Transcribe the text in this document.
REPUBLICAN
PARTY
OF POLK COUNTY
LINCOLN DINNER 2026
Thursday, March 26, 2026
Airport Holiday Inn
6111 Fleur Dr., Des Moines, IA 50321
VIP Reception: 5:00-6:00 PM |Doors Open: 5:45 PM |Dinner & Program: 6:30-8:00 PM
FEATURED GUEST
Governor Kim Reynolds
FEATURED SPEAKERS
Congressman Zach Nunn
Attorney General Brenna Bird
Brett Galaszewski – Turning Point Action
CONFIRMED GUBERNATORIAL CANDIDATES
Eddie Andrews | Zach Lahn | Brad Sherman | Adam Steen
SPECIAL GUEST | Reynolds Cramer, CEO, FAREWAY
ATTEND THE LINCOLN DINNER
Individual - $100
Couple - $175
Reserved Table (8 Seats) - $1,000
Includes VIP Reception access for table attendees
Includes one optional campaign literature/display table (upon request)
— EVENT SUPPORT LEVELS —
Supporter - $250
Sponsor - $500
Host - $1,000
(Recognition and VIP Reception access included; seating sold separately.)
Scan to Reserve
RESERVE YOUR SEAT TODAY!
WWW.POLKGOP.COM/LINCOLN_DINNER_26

------

Requirements ▸
Retype the listing above in full, with no alterations.

Worked answer ▸
Transcribe the text in this document.
REPUBLICAN
PARTY
OF POLK COUNTY
LINCOLN DINNER 2026
Thursday, March 26, 2026
Airport Holiday Inn
6111 Fleur Dr., Des Moines, IA 50321
VIP Reception: 5:00-6:00 PM |Doors Open: 5:45 PM |Dinner & Program: 6:30-8:00 PM
FEATURED GUEST
Governor Kim Reynolds
FEATURED SPEAKERS
Congressman Zach Nunn
Attorney General Brenna Bird
Brett Galaszewski – Turning Point Action
CONFIRMED GUBERNATORIAL CANDIDATES
Eddie Andrews | Zach Lahn | Brad Sherman | Adam Steen
SPECIAL GUEST | Reynolds Cramer, CEO, FAREWAY
ATTEND THE LINCOLN DINNER
Individual - $100
Couple - $175
Reserved Table (8 Seats) - $1,000
Includes VIP Reception access for table attendees
Includes one optional campaign literature/display table (upon request)
— EVENT SUPPORT LEVELS —
Supporter - $250
Sponsor - $500
Host - $1,000
(Recognition and VIP Reception access included; seating sold separately.)
Scan to Reserve
RESERVE YOUR SEAT TODAY!
WWW.POLKGOP.COM/LINCOLN_DINNER_26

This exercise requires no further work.